◆ EXERCISE REQUIREMENTS:
Transcribe all of the data exactly. Omit the pictures.

..........

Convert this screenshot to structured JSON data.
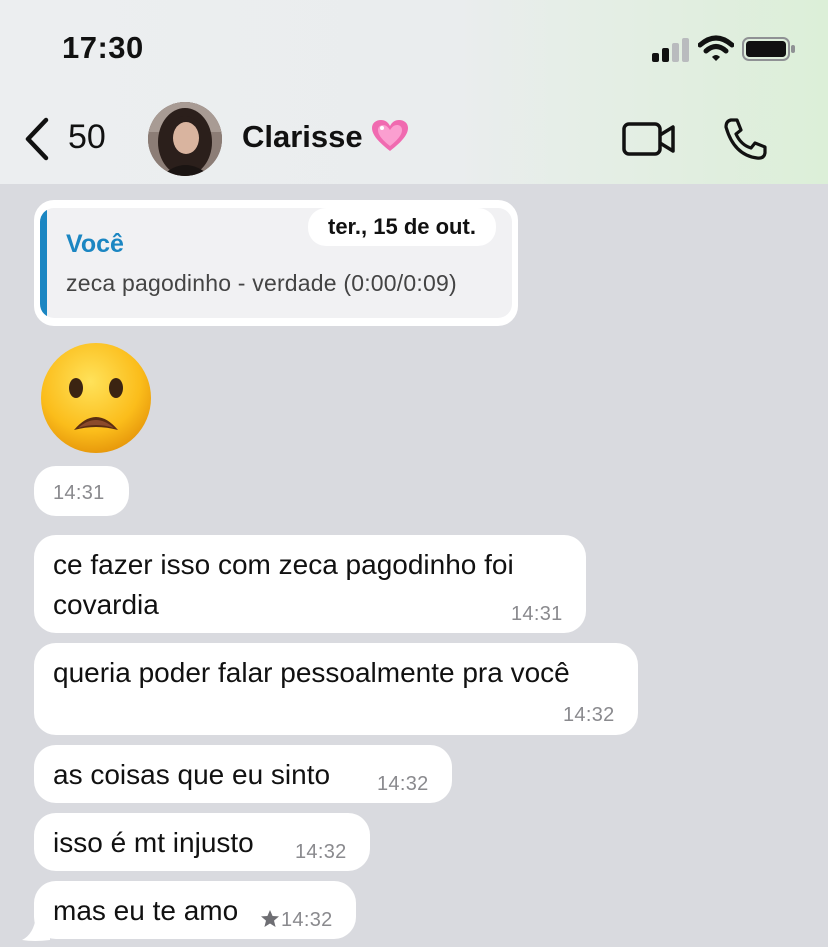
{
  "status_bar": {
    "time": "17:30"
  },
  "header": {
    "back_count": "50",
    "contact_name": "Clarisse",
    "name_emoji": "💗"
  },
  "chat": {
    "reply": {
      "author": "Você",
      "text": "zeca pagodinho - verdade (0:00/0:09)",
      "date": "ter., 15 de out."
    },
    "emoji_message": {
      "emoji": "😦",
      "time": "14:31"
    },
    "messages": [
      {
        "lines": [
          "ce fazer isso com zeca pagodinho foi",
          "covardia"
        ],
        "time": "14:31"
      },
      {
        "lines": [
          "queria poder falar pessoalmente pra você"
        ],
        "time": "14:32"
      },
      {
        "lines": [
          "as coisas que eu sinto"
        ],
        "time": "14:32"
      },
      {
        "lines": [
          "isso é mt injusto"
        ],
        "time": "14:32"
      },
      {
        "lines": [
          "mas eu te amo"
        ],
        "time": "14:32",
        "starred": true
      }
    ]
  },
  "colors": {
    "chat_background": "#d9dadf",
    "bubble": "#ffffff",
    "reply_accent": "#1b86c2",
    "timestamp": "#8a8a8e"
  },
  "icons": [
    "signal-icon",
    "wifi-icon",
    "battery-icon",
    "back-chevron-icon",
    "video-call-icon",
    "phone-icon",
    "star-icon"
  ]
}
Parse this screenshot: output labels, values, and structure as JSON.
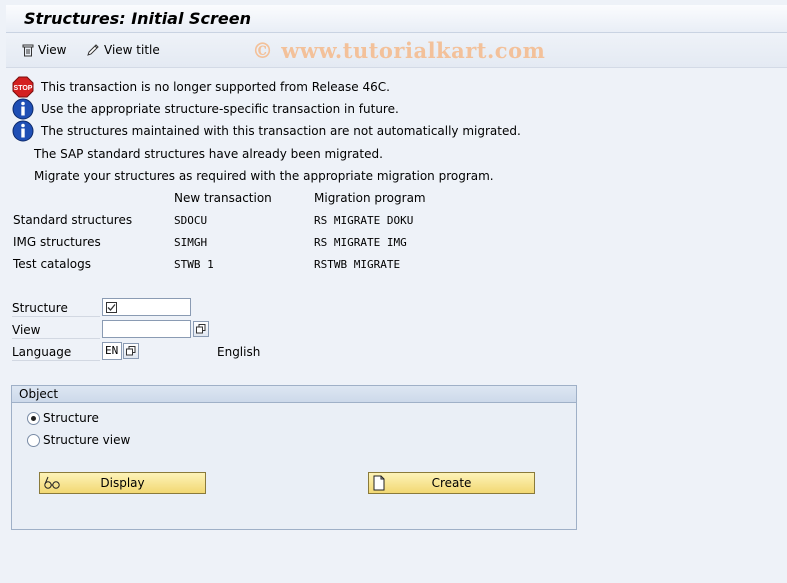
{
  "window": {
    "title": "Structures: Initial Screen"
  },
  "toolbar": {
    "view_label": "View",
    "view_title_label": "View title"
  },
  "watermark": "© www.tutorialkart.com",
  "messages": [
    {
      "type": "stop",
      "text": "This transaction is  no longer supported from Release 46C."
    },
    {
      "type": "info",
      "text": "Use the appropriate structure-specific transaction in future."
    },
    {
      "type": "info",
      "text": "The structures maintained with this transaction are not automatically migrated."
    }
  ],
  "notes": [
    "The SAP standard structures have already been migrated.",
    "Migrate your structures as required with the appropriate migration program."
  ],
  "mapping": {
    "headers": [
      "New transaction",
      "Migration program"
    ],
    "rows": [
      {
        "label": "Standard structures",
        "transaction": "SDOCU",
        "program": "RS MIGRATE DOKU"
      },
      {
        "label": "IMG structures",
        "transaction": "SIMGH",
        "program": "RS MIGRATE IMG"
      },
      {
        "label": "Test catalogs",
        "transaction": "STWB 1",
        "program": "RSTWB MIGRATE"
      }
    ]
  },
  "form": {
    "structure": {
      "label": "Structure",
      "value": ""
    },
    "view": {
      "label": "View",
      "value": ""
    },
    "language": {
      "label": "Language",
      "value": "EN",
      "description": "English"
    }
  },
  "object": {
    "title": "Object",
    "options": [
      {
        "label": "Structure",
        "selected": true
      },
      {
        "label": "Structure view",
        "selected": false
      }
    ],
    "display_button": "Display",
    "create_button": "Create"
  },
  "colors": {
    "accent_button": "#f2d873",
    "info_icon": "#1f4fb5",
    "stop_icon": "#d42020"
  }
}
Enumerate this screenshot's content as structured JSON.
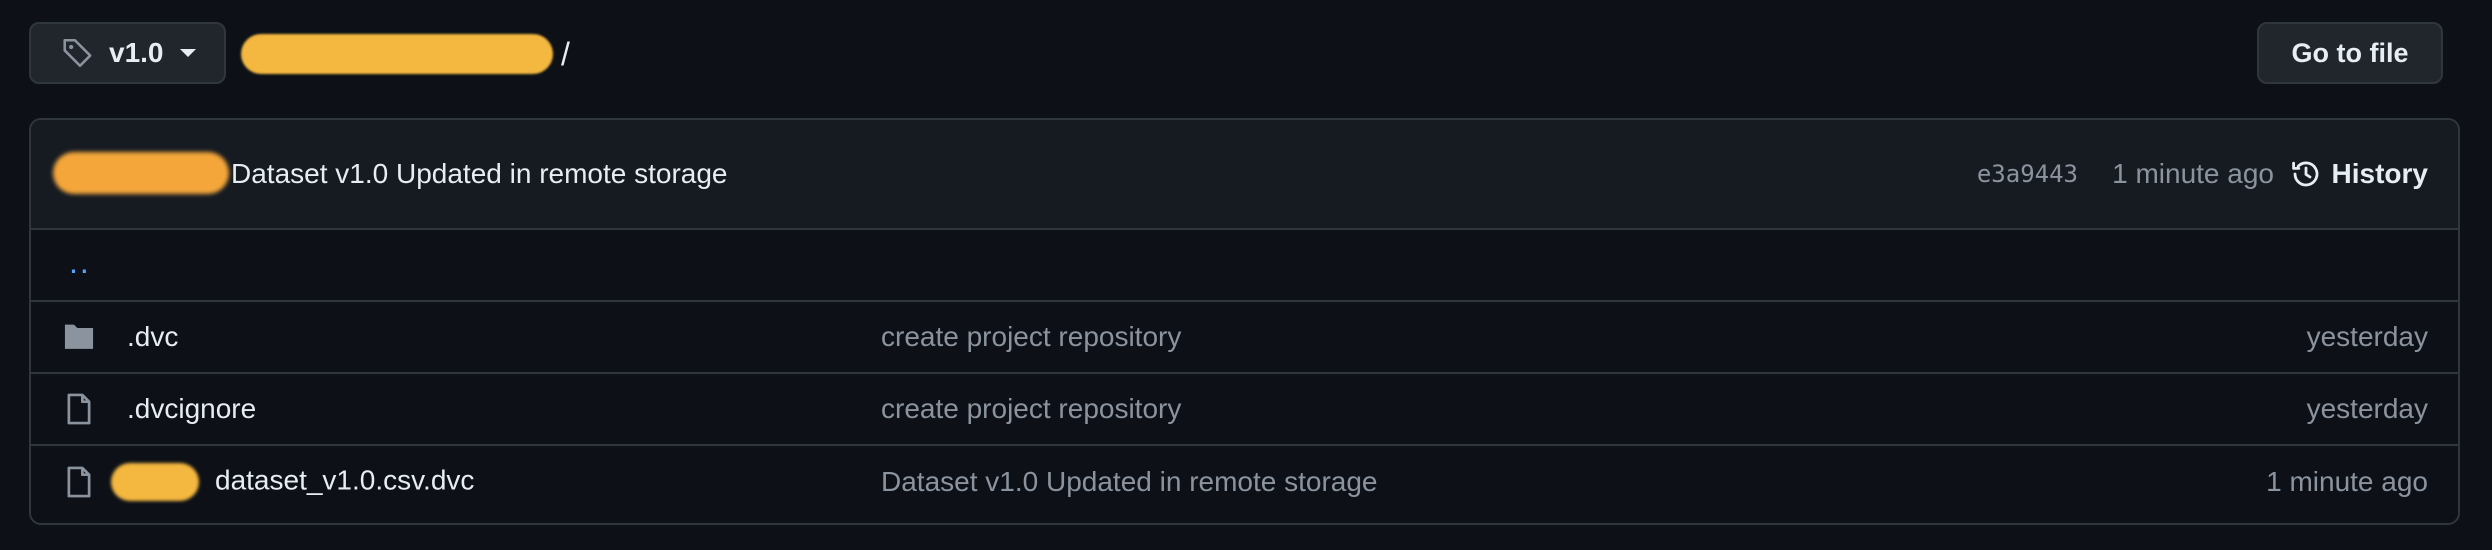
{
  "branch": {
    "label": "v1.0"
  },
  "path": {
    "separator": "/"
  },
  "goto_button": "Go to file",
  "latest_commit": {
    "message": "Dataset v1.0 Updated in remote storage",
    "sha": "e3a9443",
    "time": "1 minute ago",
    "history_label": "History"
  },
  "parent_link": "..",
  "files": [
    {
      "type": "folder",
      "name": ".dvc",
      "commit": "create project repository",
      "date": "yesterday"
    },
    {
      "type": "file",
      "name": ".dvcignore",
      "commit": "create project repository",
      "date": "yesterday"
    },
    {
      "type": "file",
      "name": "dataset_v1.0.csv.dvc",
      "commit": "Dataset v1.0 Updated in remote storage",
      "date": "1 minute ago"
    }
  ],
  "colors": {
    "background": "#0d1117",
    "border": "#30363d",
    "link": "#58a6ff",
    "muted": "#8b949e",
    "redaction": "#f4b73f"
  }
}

..........

◆ SOLUTION BELOW:
Convert this screenshot to structured JSON data.
{
  "status_bar": {
    "time": "17:30"
  },
  "header": {
    "back_count": "50",
    "contact_name": "Clarisse",
    "name_emoji": "💗"
  },
  "chat": {
    "reply": {
      "author": "Você",
      "text": "zeca pagodinho - verdade (0:00/0:09)",
      "date": "ter., 15 de out."
    },
    "emoji_message": {
      "emoji": "😦",
      "time": "14:31"
    },
    "messages": [
      {
        "lines": [
          "ce fazer isso com zeca pagodinho foi",
          "covardia"
        ],
        "time": "14:31"
      },
      {
        "lines": [
          "queria poder falar pessoalmente pra você"
        ],
        "time": "14:32"
      },
      {
        "lines": [
          "as coisas que eu sinto"
        ],
        "time": "14:32"
      },
      {
        "lines": [
          "isso é mt injusto"
        ],
        "time": "14:32"
      },
      {
        "lines": [
          "mas eu te amo"
        ],
        "time": "14:32",
        "starred": true
      }
    ]
  },
  "colors": {
    "chat_background": "#d9dadf",
    "bubble": "#ffffff",
    "reply_accent": "#1b86c2",
    "timestamp": "#8a8a8e"
  },
  "icons": [
    "signal-icon",
    "wifi-icon",
    "battery-icon",
    "back-chevron-icon",
    "video-call-icon",
    "phone-icon",
    "star-icon"
  ]
}
Parse this screenshot: output labels, values, and structure as JSON.
{
  "window": {
    "title": "Structures: Initial Screen"
  },
  "toolbar": {
    "view_label": "View",
    "view_title_label": "View title"
  },
  "watermark": "© www.tutorialkart.com",
  "messages": [
    {
      "type": "stop",
      "text": "This transaction is  no longer supported from Release 46C."
    },
    {
      "type": "info",
      "text": "Use the appropriate structure-specific transaction in future."
    },
    {
      "type": "info",
      "text": "The structures maintained with this transaction are not automatically migrated."
    }
  ],
  "notes": [
    "The SAP standard structures have already been migrated.",
    "Migrate your structures as required with the appropriate migration program."
  ],
  "mapping": {
    "headers": [
      "New transaction",
      "Migration program"
    ],
    "rows": [
      {
        "label": "Standard structures",
        "transaction": "SDOCU",
        "program": "RS MIGRATE DOKU"
      },
      {
        "label": "IMG structures",
        "transaction": "SIMGH",
        "program": "RS MIGRATE IMG"
      },
      {
        "label": "Test catalogs",
        "transaction": "STWB 1",
        "program": "RSTWB MIGRATE"
      }
    ]
  },
  "form": {
    "structure": {
      "label": "Structure",
      "value": ""
    },
    "view": {
      "label": "View",
      "value": ""
    },
    "language": {
      "label": "Language",
      "value": "EN",
      "description": "English"
    }
  },
  "object": {
    "title": "Object",
    "options": [
      {
        "label": "Structure",
        "selected": true
      },
      {
        "label": "Structure view",
        "selected": false
      }
    ],
    "display_button": "Display",
    "create_button": "Create"
  },
  "colors": {
    "accent_button": "#f2d873",
    "info_icon": "#1f4fb5",
    "stop_icon": "#d42020"
  }
}
Enumerate this screenshot's content as structured JSON.
{
  "branch": {
    "label": "v1.0"
  },
  "path": {
    "separator": "/"
  },
  "goto_button": "Go to file",
  "latest_commit": {
    "message": "Dataset v1.0 Updated in remote storage",
    "sha": "e3a9443",
    "time": "1 minute ago",
    "history_label": "History"
  },
  "parent_link": "..",
  "files": [
    {
      "type": "folder",
      "name": ".dvc",
      "commit": "create project repository",
      "date": "yesterday"
    },
    {
      "type": "file",
      "name": ".dvcignore",
      "commit": "create project repository",
      "date": "yesterday"
    },
    {
      "type": "file",
      "name": "dataset_v1.0.csv.dvc",
      "commit": "Dataset v1.0 Updated in remote storage",
      "date": "1 minute ago"
    }
  ],
  "colors": {
    "background": "#0d1117",
    "border": "#30363d",
    "link": "#58a6ff",
    "muted": "#8b949e",
    "redaction": "#f4b73f"
  }
}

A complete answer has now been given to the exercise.